What the task requires
Extract each line of the material that follows exactly and omit its pictures.

Extracted information
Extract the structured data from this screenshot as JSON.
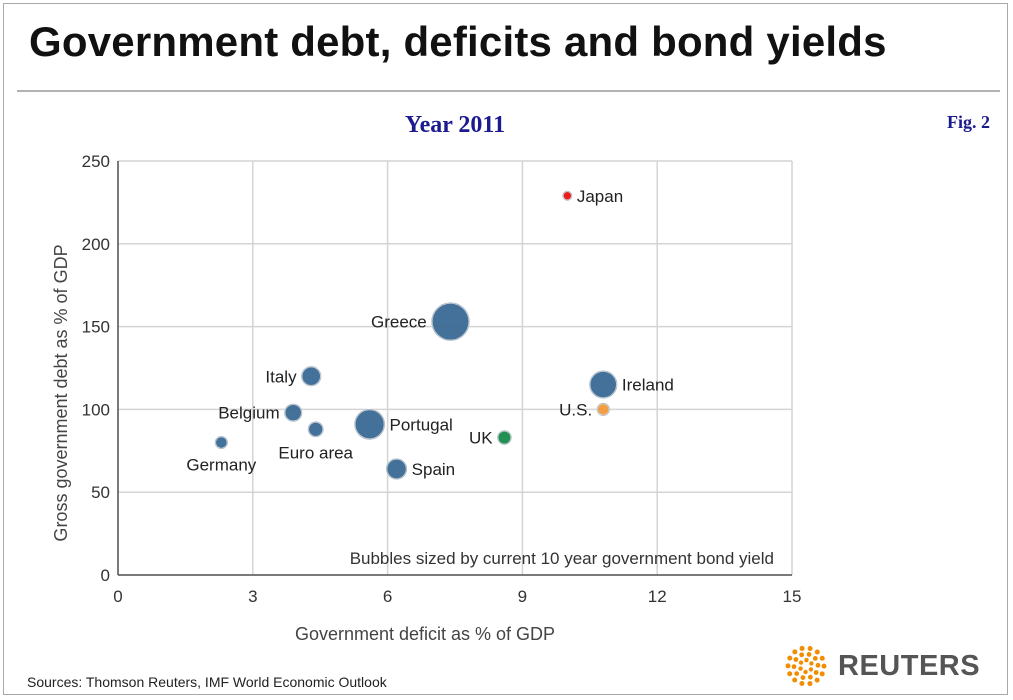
{
  "header": {
    "title": "Government debt, deficits and bond yields",
    "fig_label": "Fig. 2",
    "year_label": "Year 2011"
  },
  "footer": {
    "sources": "Sources: Thomson Reuters, IMF World Economic Outlook",
    "logo_text": "REUTERS",
    "logo_icon": "reuters-dot-burst-icon"
  },
  "colors": {
    "title_blue": "#1b1b8f",
    "default_bubble": "#3b6a94",
    "japan": "#ee1111",
    "us": "#f39a3c",
    "uk": "#178a4a",
    "logo_orange": "#f28c00"
  },
  "chart_data": {
    "type": "bubble",
    "xlabel": "Government deficit as % of GDP",
    "ylabel": "Gross government debt as % of GDP",
    "xlim": [
      0,
      15
    ],
    "ylim": [
      0,
      250
    ],
    "xticks": [
      0,
      3,
      6,
      9,
      12,
      15
    ],
    "yticks": [
      0,
      50,
      100,
      150,
      200,
      250
    ],
    "grid": true,
    "annotation": "Bubbles sized by current 10 year government bond yield",
    "points": [
      {
        "label": "Japan",
        "x": 10.0,
        "y": 229,
        "size": 1.0,
        "color": "#ee1111",
        "label_pos": "right"
      },
      {
        "label": "Greece",
        "x": 7.4,
        "y": 153,
        "size": 19.0,
        "color": "#3b6a94",
        "label_pos": "left"
      },
      {
        "label": "Ireland",
        "x": 10.8,
        "y": 115,
        "size": 10.0,
        "color": "#3b6a94",
        "label_pos": "right"
      },
      {
        "label": "U.S.",
        "x": 10.8,
        "y": 100,
        "size": 2.0,
        "color": "#f39a3c",
        "label_pos": "left"
      },
      {
        "label": "Italy",
        "x": 4.3,
        "y": 120,
        "size": 5.0,
        "color": "#3b6a94",
        "label_pos": "left"
      },
      {
        "label": "Belgium",
        "x": 3.9,
        "y": 98,
        "size": 4.0,
        "color": "#3b6a94",
        "label_pos": "left"
      },
      {
        "label": "Portugal",
        "x": 5.6,
        "y": 91,
        "size": 12.0,
        "color": "#3b6a94",
        "label_pos": "right"
      },
      {
        "label": "Euro area",
        "x": 4.4,
        "y": 88,
        "size": 3.0,
        "color": "#3b6a94",
        "label_pos": "below"
      },
      {
        "label": "UK",
        "x": 8.6,
        "y": 83,
        "size": 2.5,
        "color": "#178a4a",
        "label_pos": "left"
      },
      {
        "label": "Germany",
        "x": 2.3,
        "y": 80,
        "size": 2.0,
        "color": "#3b6a94",
        "label_pos": "below"
      },
      {
        "label": "Spain",
        "x": 6.2,
        "y": 64,
        "size": 5.5,
        "color": "#3b6a94",
        "label_pos": "right"
      }
    ]
  }
}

Complete output
Extract the structured data from this screenshot as JSON.
{
  "header": {
    "title": "Government debt, deficits and bond yields",
    "fig_label": "Fig. 2",
    "year_label": "Year 2011"
  },
  "footer": {
    "sources": "Sources: Thomson Reuters, IMF World Economic Outlook",
    "logo_text": "REUTERS",
    "logo_icon": "reuters-dot-burst-icon"
  },
  "colors": {
    "title_blue": "#1b1b8f",
    "default_bubble": "#3b6a94",
    "japan": "#ee1111",
    "us": "#f39a3c",
    "uk": "#178a4a",
    "logo_orange": "#f28c00"
  },
  "chart_data": {
    "type": "bubble",
    "xlabel": "Government deficit as % of GDP",
    "ylabel": "Gross government debt as % of GDP",
    "xlim": [
      0,
      15
    ],
    "ylim": [
      0,
      250
    ],
    "xticks": [
      0,
      3,
      6,
      9,
      12,
      15
    ],
    "yticks": [
      0,
      50,
      100,
      150,
      200,
      250
    ],
    "grid": true,
    "annotation": "Bubbles sized by current 10 year government bond yield",
    "points": [
      {
        "label": "Japan",
        "x": 10.0,
        "y": 229,
        "size": 1.0,
        "color": "#ee1111",
        "label_pos": "right"
      },
      {
        "label": "Greece",
        "x": 7.4,
        "y": 153,
        "size": 19.0,
        "color": "#3b6a94",
        "label_pos": "left"
      },
      {
        "label": "Ireland",
        "x": 10.8,
        "y": 115,
        "size": 10.0,
        "color": "#3b6a94",
        "label_pos": "right"
      },
      {
        "label": "U.S.",
        "x": 10.8,
        "y": 100,
        "size": 2.0,
        "color": "#f39a3c",
        "label_pos": "left"
      },
      {
        "label": "Italy",
        "x": 4.3,
        "y": 120,
        "size": 5.0,
        "color": "#3b6a94",
        "label_pos": "left"
      },
      {
        "label": "Belgium",
        "x": 3.9,
        "y": 98,
        "size": 4.0,
        "color": "#3b6a94",
        "label_pos": "left"
      },
      {
        "label": "Portugal",
        "x": 5.6,
        "y": 91,
        "size": 12.0,
        "color": "#3b6a94",
        "label_pos": "right"
      },
      {
        "label": "Euro area",
        "x": 4.4,
        "y": 88,
        "size": 3.0,
        "color": "#3b6a94",
        "label_pos": "below"
      },
      {
        "label": "UK",
        "x": 8.6,
        "y": 83,
        "size": 2.5,
        "color": "#178a4a",
        "label_pos": "left"
      },
      {
        "label": "Germany",
        "x": 2.3,
        "y": 80,
        "size": 2.0,
        "color": "#3b6a94",
        "label_pos": "below"
      },
      {
        "label": "Spain",
        "x": 6.2,
        "y": 64,
        "size": 5.5,
        "color": "#3b6a94",
        "label_pos": "right"
      }
    ]
  }
}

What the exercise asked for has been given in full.